▸ **Instructions for the task**:
Using the listing below, extract each line that has the word "data" in it.

▸ **Listed entries**:
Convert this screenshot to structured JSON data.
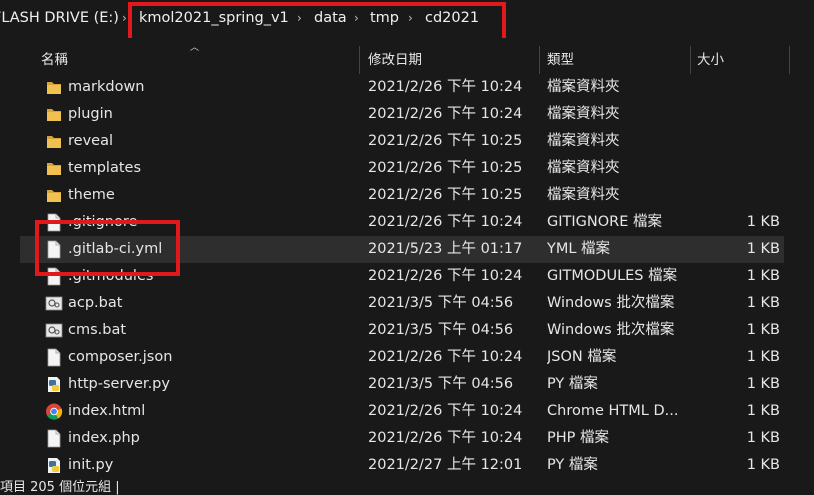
{
  "breadcrumb": {
    "drive": "FLASH DRIVE (E:)",
    "items": [
      "kmol2021_spring_v1",
      "data",
      "tmp",
      "cd2021"
    ]
  },
  "columns": {
    "name": "名稱",
    "date": "修改日期",
    "type": "類型",
    "size": "大小"
  },
  "files": [
    {
      "name": "markdown",
      "date": "2021/2/26 下午 10:24",
      "type": "檔案資料夾",
      "size": "",
      "icon": "folder-icon"
    },
    {
      "name": "plugin",
      "date": "2021/2/26 下午 10:24",
      "type": "檔案資料夾",
      "size": "",
      "icon": "folder-icon"
    },
    {
      "name": "reveal",
      "date": "2021/2/26 下午 10:25",
      "type": "檔案資料夾",
      "size": "",
      "icon": "folder-icon"
    },
    {
      "name": "templates",
      "date": "2021/2/26 下午 10:25",
      "type": "檔案資料夾",
      "size": "",
      "icon": "folder-icon"
    },
    {
      "name": "theme",
      "date": "2021/2/26 下午 10:25",
      "type": "檔案資料夾",
      "size": "",
      "icon": "folder-icon"
    },
    {
      "name": ".gitignore",
      "date": "2021/2/26 下午 10:24",
      "type": "GITIGNORE 檔案",
      "size": "1 KB",
      "icon": "file-icon"
    },
    {
      "name": ".gitlab-ci.yml",
      "date": "2021/5/23 上午 01:17",
      "type": "YML 檔案",
      "size": "1 KB",
      "icon": "file-icon",
      "selected": true
    },
    {
      "name": ".gitmodules",
      "date": "2021/2/26 下午 10:24",
      "type": "GITMODULES 檔案",
      "size": "1 KB",
      "icon": "file-icon"
    },
    {
      "name": "acp.bat",
      "date": "2021/3/5 下午 04:56",
      "type": "Windows 批次檔案",
      "size": "1 KB",
      "icon": "batch-file-icon"
    },
    {
      "name": "cms.bat",
      "date": "2021/3/5 下午 04:56",
      "type": "Windows 批次檔案",
      "size": "1 KB",
      "icon": "batch-file-icon"
    },
    {
      "name": "composer.json",
      "date": "2021/2/26 下午 10:24",
      "type": "JSON 檔案",
      "size": "1 KB",
      "icon": "file-icon"
    },
    {
      "name": "http-server.py",
      "date": "2021/3/5 下午 04:56",
      "type": "PY 檔案",
      "size": "1 KB",
      "icon": "python-file-icon"
    },
    {
      "name": "index.html",
      "date": "2021/2/26 下午 10:24",
      "type": "Chrome HTML D...",
      "size": "1 KB",
      "icon": "chrome-icon"
    },
    {
      "name": "index.php",
      "date": "2021/2/26 下午 10:24",
      "type": "PHP 檔案",
      "size": "1 KB",
      "icon": "file-icon"
    },
    {
      "name": "init.py",
      "date": "2021/2/27 上午 12:01",
      "type": "PY 檔案",
      "size": "1 KB",
      "icon": "python-file-icon"
    }
  ],
  "status": {
    "text": "項目  205 個位元組  |"
  },
  "colors": {
    "background": "#191919",
    "selected_row": "#2e2e2e",
    "folder": "#e8b84a",
    "highlight": "#e2191c"
  }
}
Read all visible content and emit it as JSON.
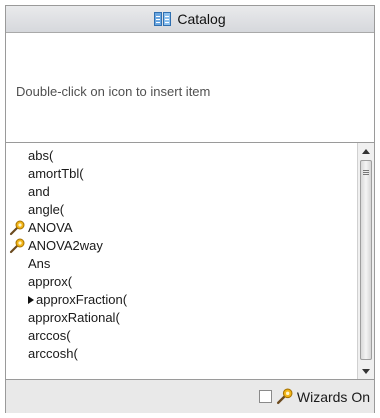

▸ **Exercise result**:
Convert this screenshot to structured JSON data.
      "data",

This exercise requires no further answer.